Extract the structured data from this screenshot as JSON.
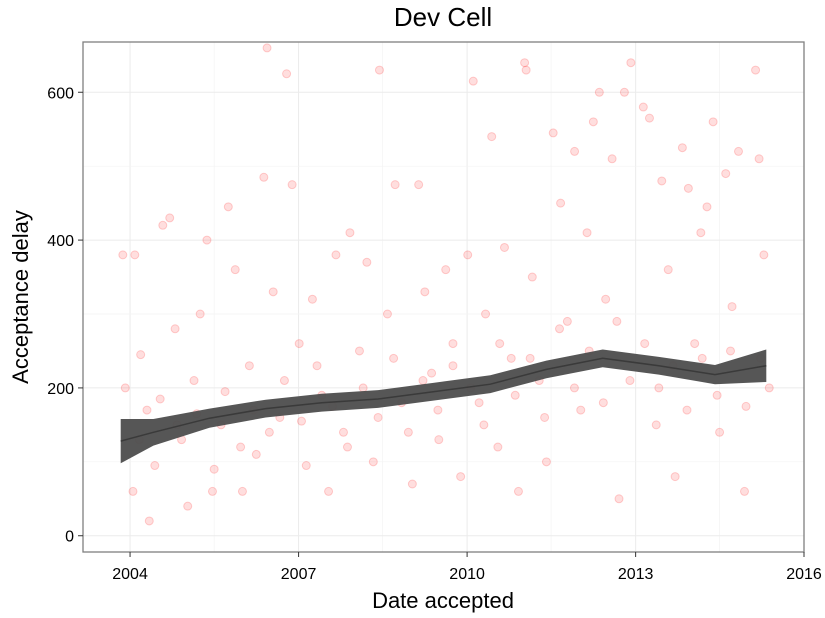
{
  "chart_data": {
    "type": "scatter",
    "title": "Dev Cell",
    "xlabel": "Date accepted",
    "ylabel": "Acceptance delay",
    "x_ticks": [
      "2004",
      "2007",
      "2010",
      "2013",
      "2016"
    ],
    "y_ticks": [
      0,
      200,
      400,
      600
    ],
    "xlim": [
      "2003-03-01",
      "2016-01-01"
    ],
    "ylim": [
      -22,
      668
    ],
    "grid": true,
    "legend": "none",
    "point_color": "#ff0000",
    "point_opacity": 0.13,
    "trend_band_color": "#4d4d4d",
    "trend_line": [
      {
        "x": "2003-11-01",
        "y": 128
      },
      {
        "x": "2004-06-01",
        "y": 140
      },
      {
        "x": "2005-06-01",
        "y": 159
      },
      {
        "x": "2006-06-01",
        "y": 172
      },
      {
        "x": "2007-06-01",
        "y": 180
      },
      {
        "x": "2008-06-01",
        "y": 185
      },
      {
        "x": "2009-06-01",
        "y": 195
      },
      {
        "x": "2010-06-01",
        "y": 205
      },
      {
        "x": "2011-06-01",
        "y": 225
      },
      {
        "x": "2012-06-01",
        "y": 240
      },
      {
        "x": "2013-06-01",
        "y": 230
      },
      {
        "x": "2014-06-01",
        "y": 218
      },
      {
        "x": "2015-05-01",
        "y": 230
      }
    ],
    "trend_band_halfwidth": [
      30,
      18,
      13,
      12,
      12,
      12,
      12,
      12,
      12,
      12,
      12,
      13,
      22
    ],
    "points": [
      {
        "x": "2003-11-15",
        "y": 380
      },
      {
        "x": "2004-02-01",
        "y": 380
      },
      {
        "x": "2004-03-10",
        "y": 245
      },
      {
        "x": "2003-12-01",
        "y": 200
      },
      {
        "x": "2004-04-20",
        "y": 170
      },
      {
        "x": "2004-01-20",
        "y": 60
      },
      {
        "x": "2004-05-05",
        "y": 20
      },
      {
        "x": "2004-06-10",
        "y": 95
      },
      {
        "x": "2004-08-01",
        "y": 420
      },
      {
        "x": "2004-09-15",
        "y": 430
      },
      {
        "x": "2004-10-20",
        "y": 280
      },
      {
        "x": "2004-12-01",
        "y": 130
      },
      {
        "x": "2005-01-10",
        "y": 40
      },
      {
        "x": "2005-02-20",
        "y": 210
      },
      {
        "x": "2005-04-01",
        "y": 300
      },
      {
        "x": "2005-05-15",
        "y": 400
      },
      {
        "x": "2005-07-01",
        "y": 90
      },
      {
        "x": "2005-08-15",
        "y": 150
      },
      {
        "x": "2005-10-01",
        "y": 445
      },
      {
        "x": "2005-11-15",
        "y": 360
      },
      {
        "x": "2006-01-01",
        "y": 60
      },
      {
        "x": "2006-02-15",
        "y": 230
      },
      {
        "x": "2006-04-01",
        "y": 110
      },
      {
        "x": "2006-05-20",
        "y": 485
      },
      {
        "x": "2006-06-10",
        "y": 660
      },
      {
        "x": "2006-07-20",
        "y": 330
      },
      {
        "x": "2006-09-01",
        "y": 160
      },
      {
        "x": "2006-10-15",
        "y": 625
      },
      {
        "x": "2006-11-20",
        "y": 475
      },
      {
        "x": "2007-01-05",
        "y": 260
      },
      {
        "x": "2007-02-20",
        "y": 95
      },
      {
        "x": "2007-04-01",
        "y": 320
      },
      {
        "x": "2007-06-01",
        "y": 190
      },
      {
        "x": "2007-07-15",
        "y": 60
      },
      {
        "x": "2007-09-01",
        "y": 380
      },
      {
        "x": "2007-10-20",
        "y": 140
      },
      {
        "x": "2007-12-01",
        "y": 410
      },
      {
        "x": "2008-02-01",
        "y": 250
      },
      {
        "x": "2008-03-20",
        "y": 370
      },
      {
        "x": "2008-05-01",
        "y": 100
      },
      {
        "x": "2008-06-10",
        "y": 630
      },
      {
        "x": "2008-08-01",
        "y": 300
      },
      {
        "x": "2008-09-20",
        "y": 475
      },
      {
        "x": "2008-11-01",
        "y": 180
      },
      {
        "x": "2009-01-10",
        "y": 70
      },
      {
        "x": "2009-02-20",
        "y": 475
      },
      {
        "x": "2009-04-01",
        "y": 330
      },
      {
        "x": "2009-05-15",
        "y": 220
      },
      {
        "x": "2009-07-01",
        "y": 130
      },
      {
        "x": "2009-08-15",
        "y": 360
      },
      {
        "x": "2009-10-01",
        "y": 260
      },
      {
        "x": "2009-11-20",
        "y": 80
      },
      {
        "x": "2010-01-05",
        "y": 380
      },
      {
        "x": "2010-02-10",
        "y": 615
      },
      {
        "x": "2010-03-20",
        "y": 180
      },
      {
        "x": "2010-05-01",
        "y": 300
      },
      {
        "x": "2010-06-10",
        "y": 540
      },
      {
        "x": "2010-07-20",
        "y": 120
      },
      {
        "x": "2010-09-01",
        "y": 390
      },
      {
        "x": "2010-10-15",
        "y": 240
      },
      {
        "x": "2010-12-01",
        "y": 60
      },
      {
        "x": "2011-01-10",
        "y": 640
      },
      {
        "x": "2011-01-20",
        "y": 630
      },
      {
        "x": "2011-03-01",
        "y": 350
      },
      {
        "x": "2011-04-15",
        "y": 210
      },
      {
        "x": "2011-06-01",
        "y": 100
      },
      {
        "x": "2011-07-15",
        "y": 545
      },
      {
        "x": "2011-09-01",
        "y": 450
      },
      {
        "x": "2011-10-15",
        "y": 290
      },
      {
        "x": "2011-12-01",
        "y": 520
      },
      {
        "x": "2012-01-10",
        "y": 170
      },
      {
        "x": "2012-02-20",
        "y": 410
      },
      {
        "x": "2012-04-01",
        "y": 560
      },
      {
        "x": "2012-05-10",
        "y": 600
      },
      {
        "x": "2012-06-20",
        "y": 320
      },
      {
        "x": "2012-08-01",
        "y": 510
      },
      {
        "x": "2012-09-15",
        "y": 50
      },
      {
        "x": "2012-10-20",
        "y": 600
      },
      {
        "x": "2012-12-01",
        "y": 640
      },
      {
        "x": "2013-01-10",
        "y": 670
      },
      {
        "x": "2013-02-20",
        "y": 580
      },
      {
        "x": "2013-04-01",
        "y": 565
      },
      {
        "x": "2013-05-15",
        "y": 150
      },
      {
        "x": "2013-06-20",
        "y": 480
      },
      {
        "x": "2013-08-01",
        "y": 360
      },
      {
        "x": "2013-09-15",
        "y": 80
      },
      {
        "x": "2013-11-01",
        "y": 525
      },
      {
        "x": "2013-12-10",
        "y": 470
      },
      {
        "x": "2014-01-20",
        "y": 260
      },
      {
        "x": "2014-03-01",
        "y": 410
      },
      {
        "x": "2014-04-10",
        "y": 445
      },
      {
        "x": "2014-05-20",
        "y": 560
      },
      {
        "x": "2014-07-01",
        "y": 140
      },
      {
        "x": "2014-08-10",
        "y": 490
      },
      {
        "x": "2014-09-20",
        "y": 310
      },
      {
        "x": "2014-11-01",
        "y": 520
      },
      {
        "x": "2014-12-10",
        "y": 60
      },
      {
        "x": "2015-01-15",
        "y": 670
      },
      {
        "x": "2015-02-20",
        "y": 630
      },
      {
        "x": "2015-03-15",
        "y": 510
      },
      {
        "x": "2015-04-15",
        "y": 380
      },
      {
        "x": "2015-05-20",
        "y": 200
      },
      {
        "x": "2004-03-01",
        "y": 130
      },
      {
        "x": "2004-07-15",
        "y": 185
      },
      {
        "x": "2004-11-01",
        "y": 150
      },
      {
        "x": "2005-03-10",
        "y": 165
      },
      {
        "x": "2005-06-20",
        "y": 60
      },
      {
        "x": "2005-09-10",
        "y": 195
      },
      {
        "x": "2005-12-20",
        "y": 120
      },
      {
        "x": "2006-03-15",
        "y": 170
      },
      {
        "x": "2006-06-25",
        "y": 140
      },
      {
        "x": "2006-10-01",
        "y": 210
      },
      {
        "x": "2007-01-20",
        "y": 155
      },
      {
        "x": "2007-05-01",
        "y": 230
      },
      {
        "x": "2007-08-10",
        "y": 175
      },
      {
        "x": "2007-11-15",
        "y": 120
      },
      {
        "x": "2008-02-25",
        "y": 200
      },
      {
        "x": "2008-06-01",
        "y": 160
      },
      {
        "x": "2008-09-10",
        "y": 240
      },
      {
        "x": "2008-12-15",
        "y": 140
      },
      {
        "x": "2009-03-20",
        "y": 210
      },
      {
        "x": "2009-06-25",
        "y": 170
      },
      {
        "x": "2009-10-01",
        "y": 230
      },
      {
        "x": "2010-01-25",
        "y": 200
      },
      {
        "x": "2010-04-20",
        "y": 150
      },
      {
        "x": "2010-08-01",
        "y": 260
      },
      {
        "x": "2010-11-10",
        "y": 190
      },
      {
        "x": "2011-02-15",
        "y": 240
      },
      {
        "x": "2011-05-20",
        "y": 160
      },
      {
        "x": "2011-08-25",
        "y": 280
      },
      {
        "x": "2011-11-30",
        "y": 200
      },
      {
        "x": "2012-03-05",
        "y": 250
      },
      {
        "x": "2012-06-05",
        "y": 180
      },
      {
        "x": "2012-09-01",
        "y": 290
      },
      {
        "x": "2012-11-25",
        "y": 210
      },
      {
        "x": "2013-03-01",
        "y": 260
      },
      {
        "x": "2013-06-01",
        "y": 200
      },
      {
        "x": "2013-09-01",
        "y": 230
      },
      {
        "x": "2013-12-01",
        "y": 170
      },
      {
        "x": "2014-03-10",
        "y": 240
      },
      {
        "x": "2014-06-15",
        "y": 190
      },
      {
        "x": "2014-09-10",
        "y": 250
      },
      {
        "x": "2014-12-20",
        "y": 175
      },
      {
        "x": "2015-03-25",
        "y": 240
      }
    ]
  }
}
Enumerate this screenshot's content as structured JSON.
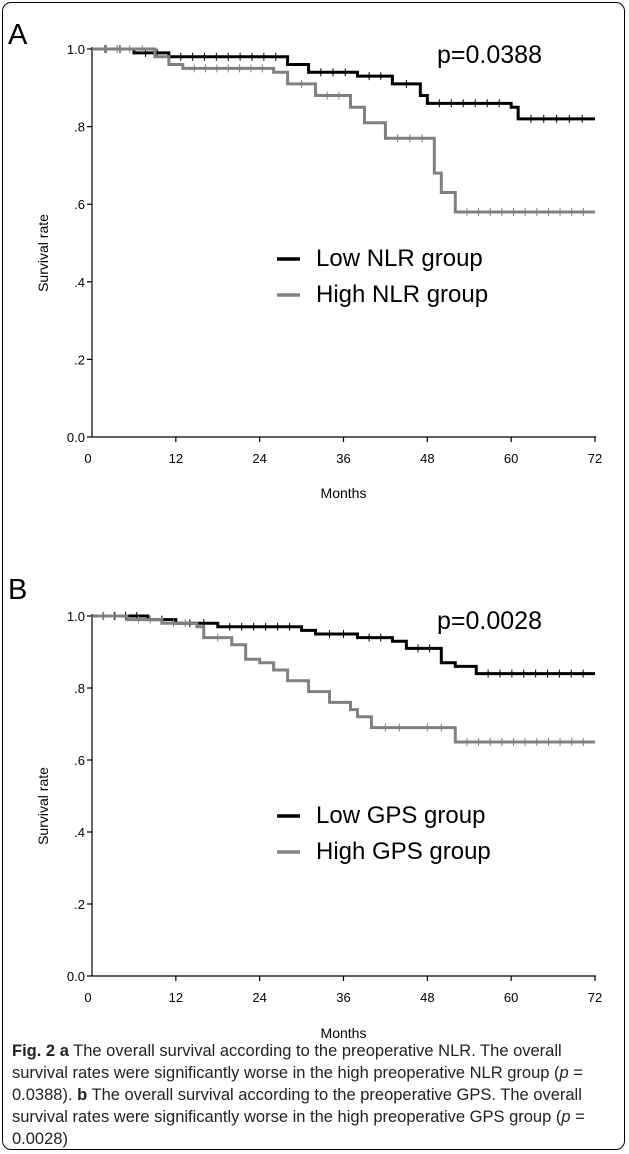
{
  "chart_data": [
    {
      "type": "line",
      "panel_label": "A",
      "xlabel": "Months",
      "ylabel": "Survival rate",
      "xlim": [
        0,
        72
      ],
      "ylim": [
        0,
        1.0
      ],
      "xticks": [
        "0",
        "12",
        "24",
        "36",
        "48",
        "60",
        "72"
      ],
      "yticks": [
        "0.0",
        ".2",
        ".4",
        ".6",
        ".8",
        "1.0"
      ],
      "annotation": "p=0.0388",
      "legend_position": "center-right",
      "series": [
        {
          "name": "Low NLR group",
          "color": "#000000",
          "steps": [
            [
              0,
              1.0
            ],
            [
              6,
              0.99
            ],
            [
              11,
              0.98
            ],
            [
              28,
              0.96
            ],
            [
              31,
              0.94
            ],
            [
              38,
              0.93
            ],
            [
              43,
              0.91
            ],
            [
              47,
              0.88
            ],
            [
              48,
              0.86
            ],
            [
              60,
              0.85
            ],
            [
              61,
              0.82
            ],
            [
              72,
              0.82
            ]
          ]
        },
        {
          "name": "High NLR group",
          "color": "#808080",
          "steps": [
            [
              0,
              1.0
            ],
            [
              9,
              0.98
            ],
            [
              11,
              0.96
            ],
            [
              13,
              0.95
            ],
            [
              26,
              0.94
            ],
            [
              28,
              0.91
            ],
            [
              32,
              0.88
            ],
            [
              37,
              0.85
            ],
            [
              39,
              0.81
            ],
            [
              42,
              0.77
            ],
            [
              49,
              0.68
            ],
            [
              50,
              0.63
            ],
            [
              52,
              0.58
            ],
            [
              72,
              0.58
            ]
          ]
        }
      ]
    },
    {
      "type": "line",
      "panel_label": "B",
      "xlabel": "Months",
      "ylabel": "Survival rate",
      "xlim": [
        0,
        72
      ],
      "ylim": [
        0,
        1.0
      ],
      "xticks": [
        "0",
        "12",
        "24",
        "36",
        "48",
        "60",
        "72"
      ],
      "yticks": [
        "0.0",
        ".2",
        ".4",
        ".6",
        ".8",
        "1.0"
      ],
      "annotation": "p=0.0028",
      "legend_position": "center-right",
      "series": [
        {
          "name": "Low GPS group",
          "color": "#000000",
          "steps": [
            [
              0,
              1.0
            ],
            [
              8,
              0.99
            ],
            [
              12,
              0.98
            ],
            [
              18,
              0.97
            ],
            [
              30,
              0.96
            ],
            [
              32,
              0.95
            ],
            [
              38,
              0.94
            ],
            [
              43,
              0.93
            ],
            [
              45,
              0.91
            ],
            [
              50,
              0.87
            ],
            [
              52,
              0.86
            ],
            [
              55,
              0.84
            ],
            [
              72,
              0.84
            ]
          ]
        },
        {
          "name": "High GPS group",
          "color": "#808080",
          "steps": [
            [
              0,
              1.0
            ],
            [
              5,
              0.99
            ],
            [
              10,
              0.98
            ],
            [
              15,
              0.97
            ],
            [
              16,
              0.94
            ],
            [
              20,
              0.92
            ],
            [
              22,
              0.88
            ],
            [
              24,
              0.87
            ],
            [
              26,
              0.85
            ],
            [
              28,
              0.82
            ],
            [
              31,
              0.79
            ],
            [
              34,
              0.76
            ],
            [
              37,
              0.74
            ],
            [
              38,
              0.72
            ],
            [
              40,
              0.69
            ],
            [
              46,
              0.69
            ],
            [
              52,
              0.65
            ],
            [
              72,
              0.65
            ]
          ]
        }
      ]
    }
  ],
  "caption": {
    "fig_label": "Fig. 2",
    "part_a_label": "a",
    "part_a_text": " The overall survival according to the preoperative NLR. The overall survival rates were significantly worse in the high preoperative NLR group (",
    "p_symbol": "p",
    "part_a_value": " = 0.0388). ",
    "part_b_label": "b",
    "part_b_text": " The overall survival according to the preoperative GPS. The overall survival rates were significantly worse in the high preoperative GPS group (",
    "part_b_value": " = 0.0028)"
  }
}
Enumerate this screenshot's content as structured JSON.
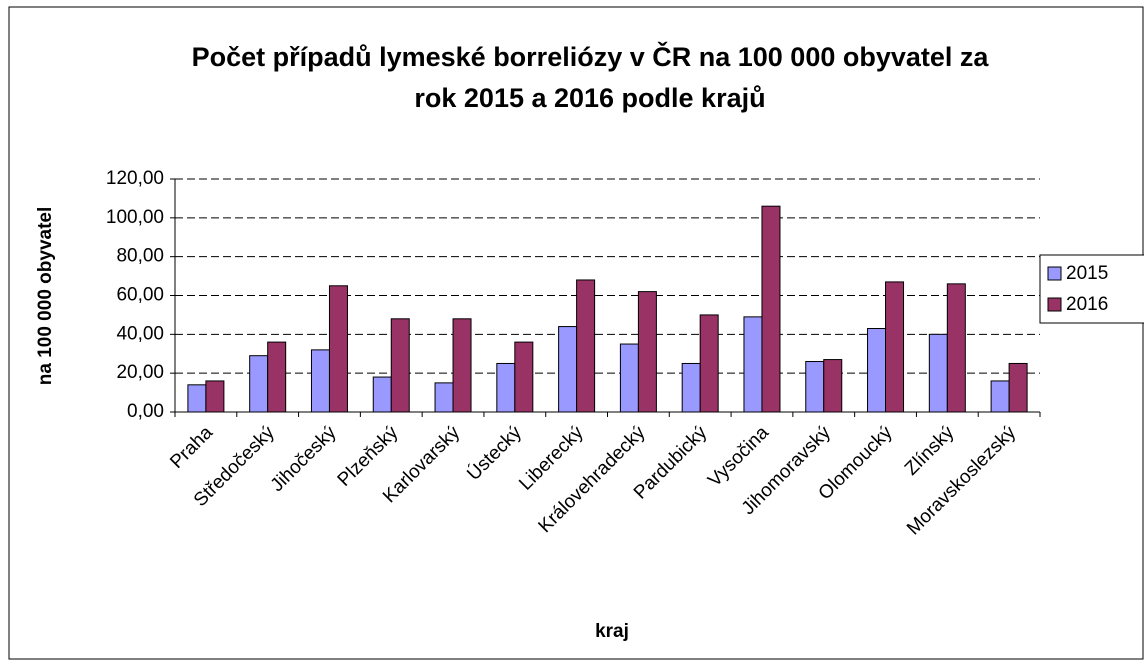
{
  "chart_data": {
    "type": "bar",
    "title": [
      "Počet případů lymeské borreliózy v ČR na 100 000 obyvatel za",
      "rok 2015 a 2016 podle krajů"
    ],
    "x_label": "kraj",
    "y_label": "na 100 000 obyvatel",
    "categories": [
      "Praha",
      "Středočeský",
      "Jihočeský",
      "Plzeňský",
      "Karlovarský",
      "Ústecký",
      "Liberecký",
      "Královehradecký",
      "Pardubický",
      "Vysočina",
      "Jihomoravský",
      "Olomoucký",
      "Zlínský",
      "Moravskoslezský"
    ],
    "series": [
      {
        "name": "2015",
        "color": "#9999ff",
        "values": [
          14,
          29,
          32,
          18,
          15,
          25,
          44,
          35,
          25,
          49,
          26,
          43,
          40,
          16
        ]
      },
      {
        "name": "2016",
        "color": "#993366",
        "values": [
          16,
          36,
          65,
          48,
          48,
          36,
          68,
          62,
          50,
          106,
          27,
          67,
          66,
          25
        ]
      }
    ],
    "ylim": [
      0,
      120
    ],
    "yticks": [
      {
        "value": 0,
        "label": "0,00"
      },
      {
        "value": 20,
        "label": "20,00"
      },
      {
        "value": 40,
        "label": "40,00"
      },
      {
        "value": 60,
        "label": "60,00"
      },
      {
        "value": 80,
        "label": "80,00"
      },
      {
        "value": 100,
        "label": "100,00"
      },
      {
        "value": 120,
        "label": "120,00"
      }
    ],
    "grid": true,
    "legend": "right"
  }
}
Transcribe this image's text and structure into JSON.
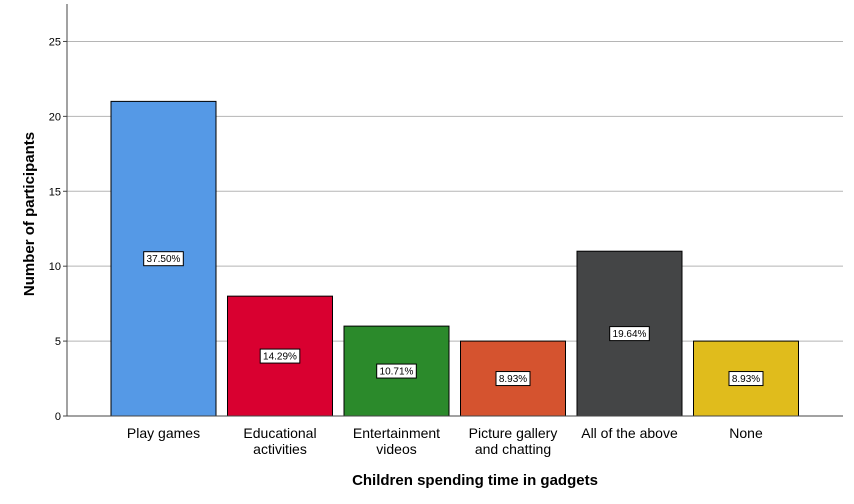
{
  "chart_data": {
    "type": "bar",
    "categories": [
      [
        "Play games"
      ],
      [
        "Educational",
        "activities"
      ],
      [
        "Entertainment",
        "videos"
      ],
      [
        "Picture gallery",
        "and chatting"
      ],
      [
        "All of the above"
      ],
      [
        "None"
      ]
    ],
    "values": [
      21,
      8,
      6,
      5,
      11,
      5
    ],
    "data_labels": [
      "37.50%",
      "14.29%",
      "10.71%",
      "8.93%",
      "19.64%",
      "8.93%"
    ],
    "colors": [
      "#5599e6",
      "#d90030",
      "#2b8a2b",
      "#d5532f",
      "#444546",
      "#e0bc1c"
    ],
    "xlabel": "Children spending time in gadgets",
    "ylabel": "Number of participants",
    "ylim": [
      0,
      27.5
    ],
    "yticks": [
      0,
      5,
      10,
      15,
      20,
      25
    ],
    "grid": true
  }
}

— EXERCISE DESCRIPTION —
Give the count of lines holding the word "rates", with no other words.

— EXERCISE RESULT —
2